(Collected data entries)
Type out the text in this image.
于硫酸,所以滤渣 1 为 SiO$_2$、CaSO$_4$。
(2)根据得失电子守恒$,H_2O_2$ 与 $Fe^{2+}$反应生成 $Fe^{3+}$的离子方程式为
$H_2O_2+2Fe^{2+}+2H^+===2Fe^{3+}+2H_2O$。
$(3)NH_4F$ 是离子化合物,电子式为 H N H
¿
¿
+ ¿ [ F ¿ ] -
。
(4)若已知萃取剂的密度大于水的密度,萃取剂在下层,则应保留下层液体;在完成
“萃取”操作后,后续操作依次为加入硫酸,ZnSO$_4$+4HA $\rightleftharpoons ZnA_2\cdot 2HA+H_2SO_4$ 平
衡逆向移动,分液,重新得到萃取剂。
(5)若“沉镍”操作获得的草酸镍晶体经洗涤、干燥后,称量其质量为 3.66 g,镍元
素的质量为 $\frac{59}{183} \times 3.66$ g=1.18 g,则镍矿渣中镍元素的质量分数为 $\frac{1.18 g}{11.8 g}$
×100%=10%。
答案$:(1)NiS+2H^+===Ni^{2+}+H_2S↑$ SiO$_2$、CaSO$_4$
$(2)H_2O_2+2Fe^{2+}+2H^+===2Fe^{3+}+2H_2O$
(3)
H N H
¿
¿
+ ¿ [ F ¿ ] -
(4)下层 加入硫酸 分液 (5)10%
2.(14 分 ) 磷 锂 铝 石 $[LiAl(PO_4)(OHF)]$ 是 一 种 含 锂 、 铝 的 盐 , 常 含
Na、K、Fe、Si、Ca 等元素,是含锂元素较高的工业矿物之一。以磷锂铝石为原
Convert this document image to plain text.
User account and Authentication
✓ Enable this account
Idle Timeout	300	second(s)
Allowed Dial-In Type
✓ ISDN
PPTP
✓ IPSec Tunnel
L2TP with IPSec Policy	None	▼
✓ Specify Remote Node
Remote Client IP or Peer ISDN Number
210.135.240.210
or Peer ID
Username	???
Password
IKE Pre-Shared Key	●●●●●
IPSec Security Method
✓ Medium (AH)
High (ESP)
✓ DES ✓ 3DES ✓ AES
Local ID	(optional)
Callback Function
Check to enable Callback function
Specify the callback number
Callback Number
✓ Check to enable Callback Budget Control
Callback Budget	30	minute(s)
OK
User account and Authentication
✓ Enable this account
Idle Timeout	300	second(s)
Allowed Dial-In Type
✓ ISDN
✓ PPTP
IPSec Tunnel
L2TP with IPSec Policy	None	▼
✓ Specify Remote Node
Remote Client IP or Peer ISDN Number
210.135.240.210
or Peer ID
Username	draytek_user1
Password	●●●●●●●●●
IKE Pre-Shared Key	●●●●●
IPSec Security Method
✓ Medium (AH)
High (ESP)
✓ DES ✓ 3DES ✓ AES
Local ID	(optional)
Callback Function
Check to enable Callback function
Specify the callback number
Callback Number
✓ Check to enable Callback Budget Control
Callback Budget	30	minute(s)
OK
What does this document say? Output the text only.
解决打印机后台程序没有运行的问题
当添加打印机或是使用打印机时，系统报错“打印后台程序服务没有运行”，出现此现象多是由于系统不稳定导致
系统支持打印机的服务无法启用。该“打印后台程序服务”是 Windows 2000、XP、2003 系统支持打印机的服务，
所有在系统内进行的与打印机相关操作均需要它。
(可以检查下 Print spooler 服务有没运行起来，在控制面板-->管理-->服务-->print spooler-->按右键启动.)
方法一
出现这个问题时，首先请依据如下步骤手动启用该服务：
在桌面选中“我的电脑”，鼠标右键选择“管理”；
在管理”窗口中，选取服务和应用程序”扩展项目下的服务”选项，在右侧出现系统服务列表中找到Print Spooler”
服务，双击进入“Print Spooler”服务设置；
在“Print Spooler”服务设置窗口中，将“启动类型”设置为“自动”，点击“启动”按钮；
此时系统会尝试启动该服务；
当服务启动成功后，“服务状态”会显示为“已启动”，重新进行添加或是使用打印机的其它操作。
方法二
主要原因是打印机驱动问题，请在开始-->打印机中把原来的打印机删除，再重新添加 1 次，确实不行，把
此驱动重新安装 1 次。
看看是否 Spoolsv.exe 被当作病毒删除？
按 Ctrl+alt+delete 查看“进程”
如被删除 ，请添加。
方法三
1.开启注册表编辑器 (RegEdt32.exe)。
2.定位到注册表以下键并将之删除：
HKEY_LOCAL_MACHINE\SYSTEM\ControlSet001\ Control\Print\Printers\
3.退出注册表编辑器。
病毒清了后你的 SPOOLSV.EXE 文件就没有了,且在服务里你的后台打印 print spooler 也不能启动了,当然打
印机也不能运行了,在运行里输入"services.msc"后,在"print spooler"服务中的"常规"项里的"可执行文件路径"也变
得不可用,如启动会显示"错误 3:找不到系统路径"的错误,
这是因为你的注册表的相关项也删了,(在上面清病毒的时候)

### GIVEN INSTRUCTION
Set down each entry again, unchanged.

### EXERCISE ANSWER
Type out the text in this image.
于硫酸,所以滤渣 1 为 SiO$_2$、CaSO$_4$。
(2)根据得失电子守恒$,H_2O_2$ 与 $Fe^{2+}$反应生成 $Fe^{3+}$的离子方程式为
$H_2O_2+2Fe^{2+}+2H^+===2Fe^{3+}+2H_2O$。
$(3)NH_4F$ 是离子化合物,电子式为 H N H
¿
¿
+ ¿ [ F ¿ ] -
。
(4)若已知萃取剂的密度大于水的密度,萃取剂在下层,则应保留下层液体;在完成
“萃取”操作后,后续操作依次为加入硫酸,ZnSO$_4$+4HA $\rightleftharpoons ZnA_2\cdot 2HA+H_2SO_4$ 平
衡逆向移动,分液,重新得到萃取剂。
(5)若“沉镍”操作获得的草酸镍晶体经洗涤、干燥后,称量其质量为 3.66 g,镍元
素的质量为 $\frac{59}{183} \times 3.66$ g=1.18 g,则镍矿渣中镍元素的质量分数为 $\frac{1.18 g}{11.8 g}$
×100%=10%。
答案$:(1)NiS+2H^+===Ni^{2+}+H_2S↑$ SiO$_2$、CaSO$_4$
$(2)H_2O_2+2Fe^{2+}+2H^+===2Fe^{3+}+2H_2O$
(3)
H N H
¿
¿
+ ¿ [ F ¿ ] -
(4)下层 加入硫酸 分液 (5)10%
2.(14 分 ) 磷 锂 铝 石 $[LiAl(PO_4)(OHF)]$ 是 一 种 含 锂 、 铝 的 盐 , 常 含
Na、K、Fe、Si、Ca 等元素,是含锂元素较高的工业矿物之一。以磷锂铝石为原
Convert this document image to plain text.
User account and Authentication
✓ Enable this account
Idle Timeout	300	second(s)
Allowed Dial-In Type
✓ ISDN
PPTP
✓ IPSec Tunnel
L2TP with IPSec Policy	None	▼
✓ Specify Remote Node
Remote Client IP or Peer ISDN Number
210.135.240.210
or Peer ID
Username	???
Password
IKE Pre-Shared Key	●●●●●
IPSec Security Method
✓ Medium (AH)
High (ESP)
✓ DES ✓ 3DES ✓ AES
Local ID	(optional)
Callback Function
Check to enable Callback function
Specify the callback number
Callback Number
✓ Check to enable Callback Budget Control
Callback Budget	30	minute(s)
OK
User account and Authentication
✓ Enable this account
Idle Timeout	300	second(s)
Allowed Dial-In Type
✓ ISDN
✓ PPTP
IPSec Tunnel
L2TP with IPSec Policy	None	▼
✓ Specify Remote Node
Remote Client IP or Peer ISDN Number
210.135.240.210
or Peer ID
Username	draytek_user1
Password	●●●●●●●●●
IKE Pre-Shared Key	●●●●●
IPSec Security Method
✓ Medium (AH)
High (ESP)
✓ DES ✓ 3DES ✓ AES
Local ID	(optional)
Callback Function
Check to enable Callback function
Specify the callback number
Callback Number
✓ Check to enable Callback Budget Control
Callback Budget	30	minute(s)
OK
What does this document say? Output the text only.
解决打印机后台程序没有运行的问题
当添加打印机或是使用打印机时，系统报错“打印后台程序服务没有运行”，出现此现象多是由于系统不稳定导致
系统支持打印机的服务无法启用。该“打印后台程序服务”是 Windows 2000、XP、2003 系统支持打印机的服务，
所有在系统内进行的与打印机相关操作均需要它。
(可以检查下 Print spooler 服务有没运行起来，在控制面板-->管理-->服务-->print spooler-->按右键启动.)
方法一
出现这个问题时，首先请依据如下步骤手动启用该服务：
在桌面选中“我的电脑”，鼠标右键选择“管理”；
在管理”窗口中，选取服务和应用程序”扩展项目下的服务”选项，在右侧出现系统服务列表中找到Print Spooler”
服务，双击进入“Print Spooler”服务设置；
在“Print Spooler”服务设置窗口中，将“启动类型”设置为“自动”，点击“启动”按钮；
此时系统会尝试启动该服务；
当服务启动成功后，“服务状态”会显示为“已启动”，重新进行添加或是使用打印机的其它操作。
方法二
主要原因是打印机驱动问题，请在开始-->打印机中把原来的打印机删除，再重新添加 1 次，确实不行，把
此驱动重新安装 1 次。
看看是否 Spoolsv.exe 被当作病毒删除？
按 Ctrl+alt+delete 查看“进程”
如被删除 ，请添加。
方法三
1.开启注册表编辑器 (RegEdt32.exe)。
2.定位到注册表以下键并将之删除：
HKEY_LOCAL_MACHINE\SYSTEM\ControlSet001\ Control\Print\Printers\
3.退出注册表编辑器。
病毒清了后你的 SPOOLSV.EXE 文件就没有了,且在服务里你的后台打印 print spooler 也不能启动了,当然打
印机也不能运行了,在运行里输入"services.msc"后,在"print spooler"服务中的"常规"项里的"可执行文件路径"也变
得不可用,如启动会显示"错误 3:找不到系统路径"的错误,
这是因为你的注册表的相关项也删了,(在上面清病毒的时候)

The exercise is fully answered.